BEGIN

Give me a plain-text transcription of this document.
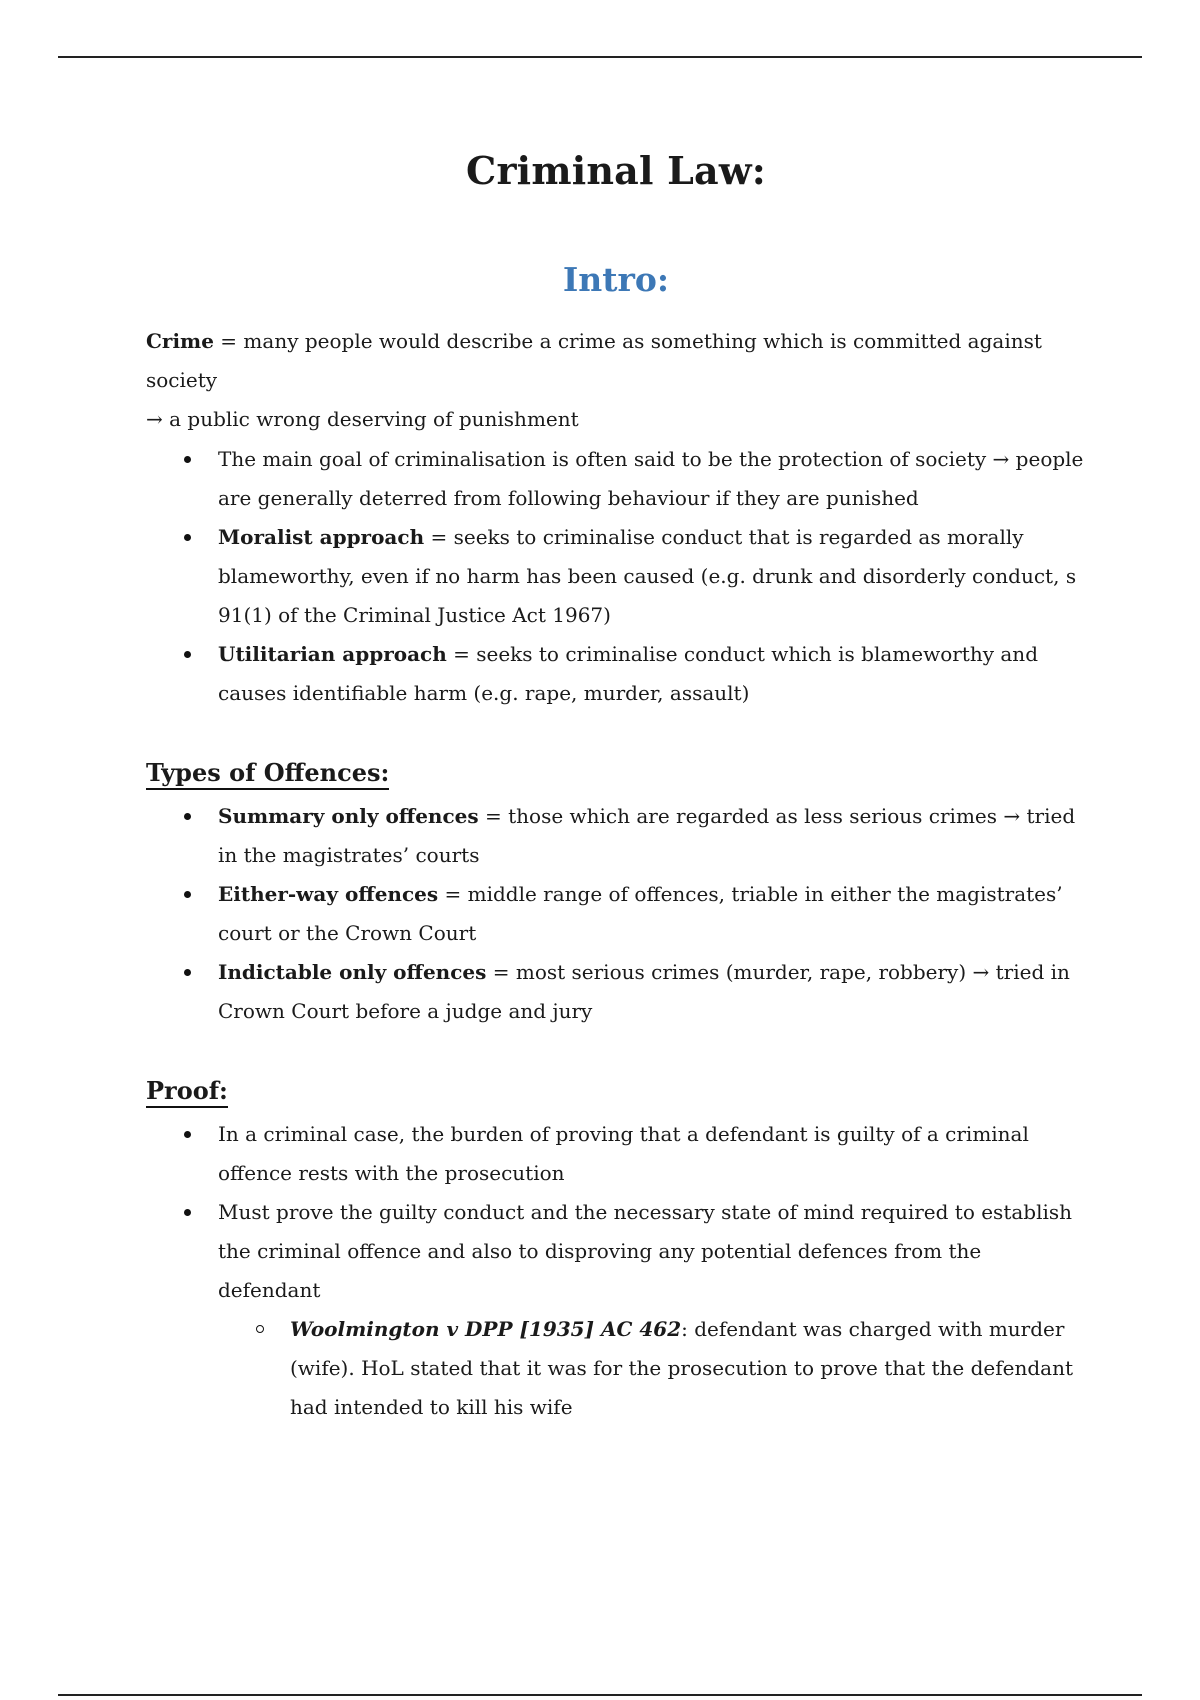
Criminal Law:
Intro:
Crime = many people would describe a crime as something which is committed against society
→ a public wrong deserving of punishment
The main goal of criminalisation is often said to be the protection of society → people are generally deterred from following behaviour if they are punished
Moralist approach = seeks to criminalise conduct that is regarded as morally blameworthy, even if no harm has been caused (e.g. drunk and disorderly conduct, s 91(1) of the Criminal Justice Act 1967)
Utilitarian approach = seeks to criminalise conduct which is blameworthy and causes identifiable harm (e.g. rape, murder, assault)
Types of Offences:
Summary only offences = those which are regarded as less serious crimes → tried in the magistrates’ courts
Either-way offences = middle range of offences, triable in either the magistrates’ court or the Crown Court
Indictable only offences = most serious crimes (murder, rape, robbery) → tried in Crown Court before a judge and jury
Proof:
In a criminal case, the burden of proving that a defendant is guilty of a criminal offence rests with the prosecution
Must prove the guilty conduct and the necessary state of mind required to establish the criminal offence and also to disproving any potential defences from the defendant
Woolmington v DPP [1935] AC 462: defendant was charged with murder (wife). HoL stated that it was for the prosecution to prove that the defendant had intended to kill his wife
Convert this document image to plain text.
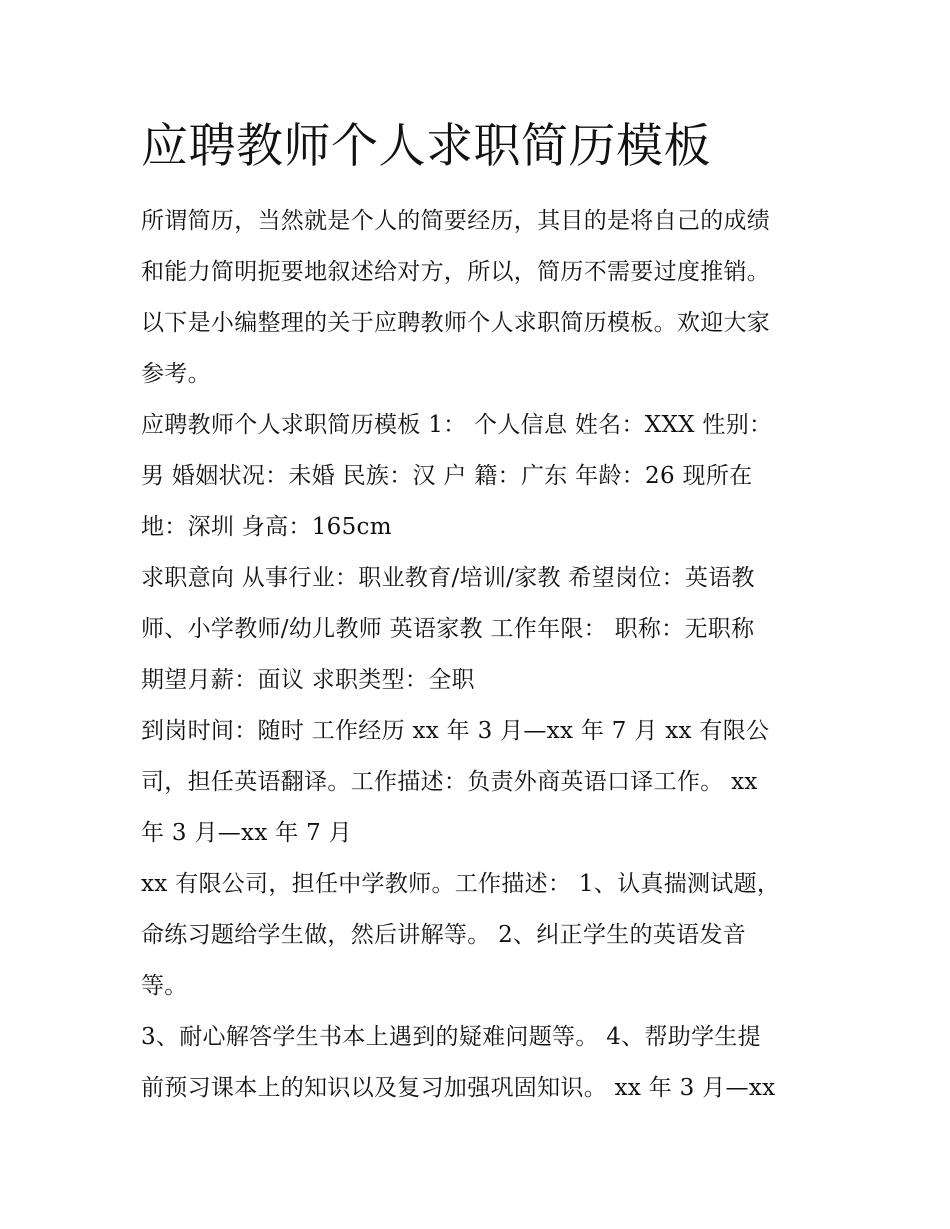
应聘教师个人求职简历模板
所谓简历，当然就是个人的简要经历，其目的是将自己的成绩
和能力简明扼要地叙述给对方，所以，简历不需要过度推销。
以下是小编整理的关于应聘教师个人求职简历模板。欢迎大家
参考。
应聘教师个人求职简历模板 1： 个人信息 姓名：XXX 性别：
男 婚姻状况：未婚 民族：汉 户 籍：广东 年龄：26 现所在
地：深圳 身高：165cm
求职意向 从事行业：职业教育/培训/家教 希望岗位：英语教
师、小学教师/幼儿教师 英语家教 工作年限： 职称：无职称
期望月薪：面议 求职类型：全职
到岗时间：随时 工作经历 xx 年 3 月—xx 年 7 月 xx 有限公
司，担任英语翻译。工作描述：负责外商英语口译工作。 xx
年 3 月—xx 年 7 月
xx 有限公司，担任中学教师。工作描述： 1、认真揣测试题，
命练习题给学生做，然后讲解等。 2、纠正学生的英语发音
等。
3、耐心解答学生书本上遇到的疑难问题等。 4、帮助学生提
前预习课本上的知识以及复习加强巩固知识。 xx 年 3 月—xx
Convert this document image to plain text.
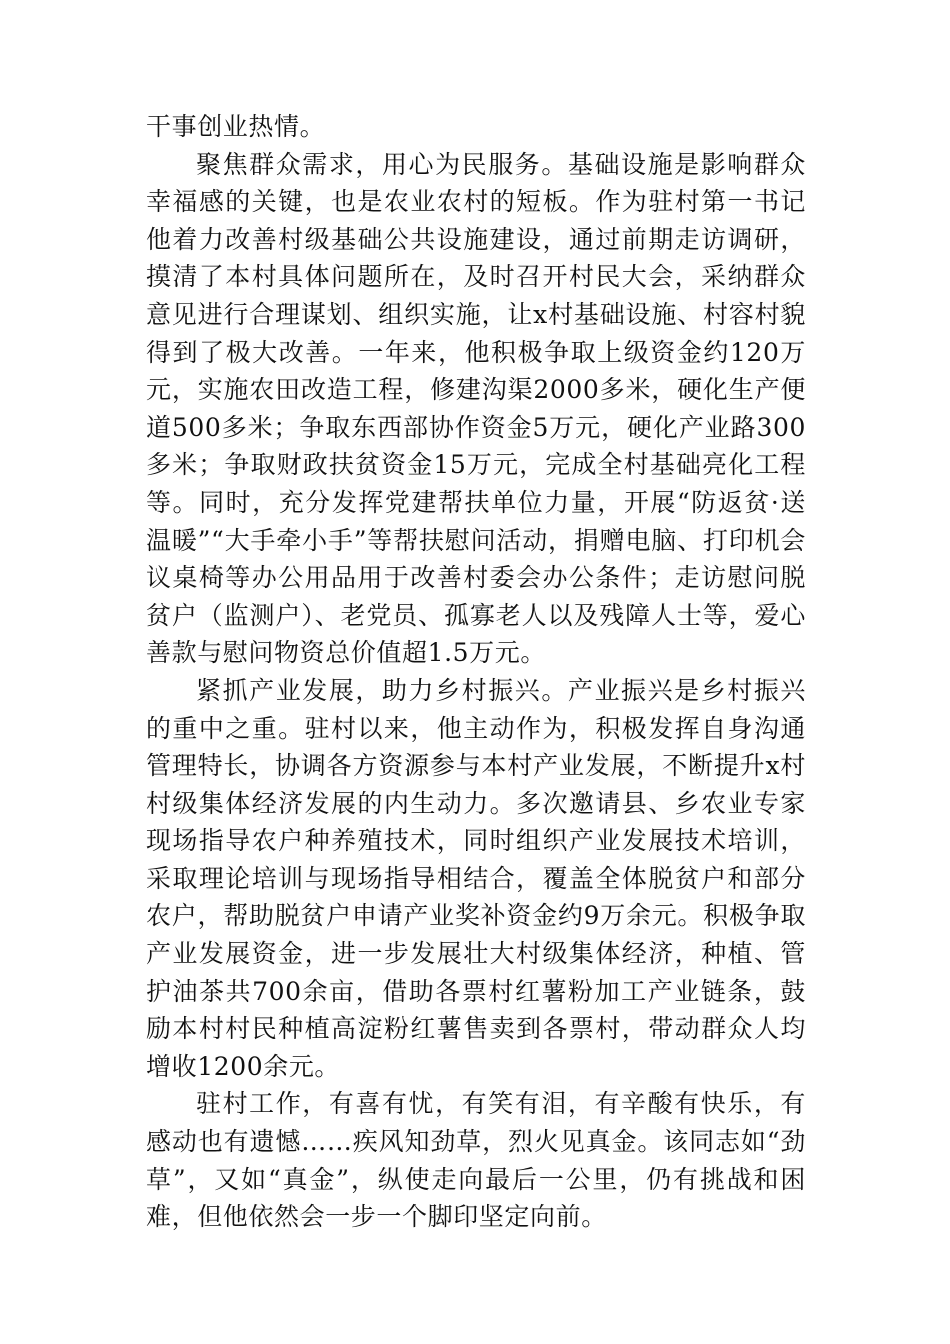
干事创业热情。

聚焦群众需求，用心为民服务。基础设施是影响群众幸福感的关键，也是农业农村的短板。作为驻村第一书记他着力改善村级基础公共设施建设，通过前期走访调研，摸清了本村具体问题所在，及时召开村民大会，采纳群众意见进行合理谋划、组织实施，让x村基础设施、村容村貌得到了极大改善。一年来，他积极争取上级资金约120万元，实施农田改造工程，修建沟渠2000多米，硬化生产便道500多米；争取东西部协作资金5万元，硬化产业路300多米；争取财政扶贫资金15万元，完成全村基础亮化工程等。同时，充分发挥党建帮扶单位力量，开展“防返贫·送温暖”“大手牵小手”等帮扶慰问活动，捐赠电脑、打印机会议桌椅等办公用品用于改善村委会办公条件；走访慰问脱贫户（监测户）、老党员、孤寡老人以及残障人士等，爱心善款与慰问物资总价值超1.5万元。

紧抓产业发展，助力乡村振兴。产业振兴是乡村振兴的重中之重。驻村以来，他主动作为，积极发挥自身沟通管理特长，协调各方资源参与本村产业发展，不断提升x村村级集体经济发展的内生动力。多次邀请县、乡农业专家现场指导农户种养殖技术，同时组织产业发展技术培训，采取理论培训与现场指导相结合，覆盖全体脱贫户和部分农户，帮助脱贫户申请产业奖补资金约9万余元。积极争取产业发展资金，进一步发展壮大村级集体经济，种植、管护油茶共700余亩，借助各票村红薯粉加工产业链条，鼓励本村村民种植高淀粉红薯售卖到各票村，带动群众人均增收1200余元。

驻村工作，有喜有忧，有笑有泪，有辛酸有快乐，有感动也有遗憾……疾风知劲草，烈火见真金。该同志如“劲草”，又如“真金”，纵使走向最后一公里，仍有挑战和困难，但他依然会一步一个脚印坚定向前。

END

(WHAT YOU ARE ASKED TO DO) Each entry gets copied exactly; the pictures stay out.

(THE SOLUTION)
Give me a plain-text transcription of this document.
Criminal Law:
Intro:
Crime = many people would describe a crime as something which is committed against society
→ a public wrong deserving of punishment
The main goal of criminalisation is often said to be the protection of society → people are generally deterred from following behaviour if they are punished
Moralist approach = seeks to criminalise conduct that is regarded as morally blameworthy, even if no harm has been caused (e.g. drunk and disorderly conduct, s 91(1) of the Criminal Justice Act 1967)
Utilitarian approach = seeks to criminalise conduct which is blameworthy and causes identifiable harm (e.g. rape, murder, assault)
Types of Offences:
Summary only offences = those which are regarded as less serious crimes → tried in the magistrates’ courts
Either-way offences = middle range of offences, triable in either the magistrates’ court or the Crown Court
Indictable only offences = most serious crimes (murder, rape, robbery) → tried in Crown Court before a judge and jury
Proof:
In a criminal case, the burden of proving that a defendant is guilty of a criminal offence rests with the prosecution
Must prove the guilty conduct and the necessary state of mind required to establish the criminal offence and also to disproving any potential defences from the defendant
Woolmington v DPP [1935] AC 462: defendant was charged with murder (wife). HoL stated that it was for the prosecution to prove that the defendant had intended to kill his wife
Convert this document image to plain text.
应聘教师个人求职简历模板
所谓简历，当然就是个人的简要经历，其目的是将自己的成绩
和能力简明扼要地叙述给对方，所以，简历不需要过度推销。
以下是小编整理的关于应聘教师个人求职简历模板。欢迎大家
参考。
应聘教师个人求职简历模板 1： 个人信息 姓名：XXX 性别：
男 婚姻状况：未婚 民族：汉 户 籍：广东 年龄：26 现所在
地：深圳 身高：165cm
求职意向 从事行业：职业教育/培训/家教 希望岗位：英语教
师、小学教师/幼儿教师 英语家教 工作年限： 职称：无职称
期望月薪：面议 求职类型：全职
到岗时间：随时 工作经历 xx 年 3 月—xx 年 7 月 xx 有限公
司，担任英语翻译。工作描述：负责外商英语口译工作。 xx
年 3 月—xx 年 7 月
xx 有限公司，担任中学教师。工作描述： 1、认真揣测试题，
命练习题给学生做，然后讲解等。 2、纠正学生的英语发音
等。
3、耐心解答学生书本上遇到的疑难问题等。 4、帮助学生提
前预习课本上的知识以及复习加强巩固知识。 xx 年 3 月—xx
Convert this document image to plain text.
干事创业热情。

聚焦群众需求，用心为民服务。基础设施是影响群众幸福感的关键，也是农业农村的短板。作为驻村第一书记他着力改善村级基础公共设施建设，通过前期走访调研，摸清了本村具体问题所在，及时召开村民大会，采纳群众意见进行合理谋划、组织实施，让x村基础设施、村容村貌得到了极大改善。一年来，他积极争取上级资金约120万元，实施农田改造工程，修建沟渠2000多米，硬化生产便道500多米；争取东西部协作资金5万元，硬化产业路300多米；争取财政扶贫资金15万元，完成全村基础亮化工程等。同时，充分发挥党建帮扶单位力量，开展“防返贫·送温暖”“大手牵小手”等帮扶慰问活动，捐赠电脑、打印机会议桌椅等办公用品用于改善村委会办公条件；走访慰问脱贫户（监测户）、老党员、孤寡老人以及残障人士等，爱心善款与慰问物资总价值超1.5万元。

紧抓产业发展，助力乡村振兴。产业振兴是乡村振兴的重中之重。驻村以来，他主动作为，积极发挥自身沟通管理特长，协调各方资源参与本村产业发展，不断提升x村村级集体经济发展的内生动力。多次邀请县、乡农业专家现场指导农户种养殖技术，同时组织产业发展技术培训，采取理论培训与现场指导相结合，覆盖全体脱贫户和部分农户，帮助脱贫户申请产业奖补资金约9万余元。积极争取产业发展资金，进一步发展壮大村级集体经济，种植、管护油茶共700余亩，借助各票村红薯粉加工产业链条，鼓励本村村民种植高淀粉红薯售卖到各票村，带动群众人均增收1200余元。

驻村工作，有喜有忧，有笑有泪，有辛酸有快乐，有感动也有遗憾……疾风知劲草，烈火见真金。该同志如“劲草”，又如“真金”，纵使走向最后一公里，仍有挑战和困难，但他依然会一步一个脚印坚定向前。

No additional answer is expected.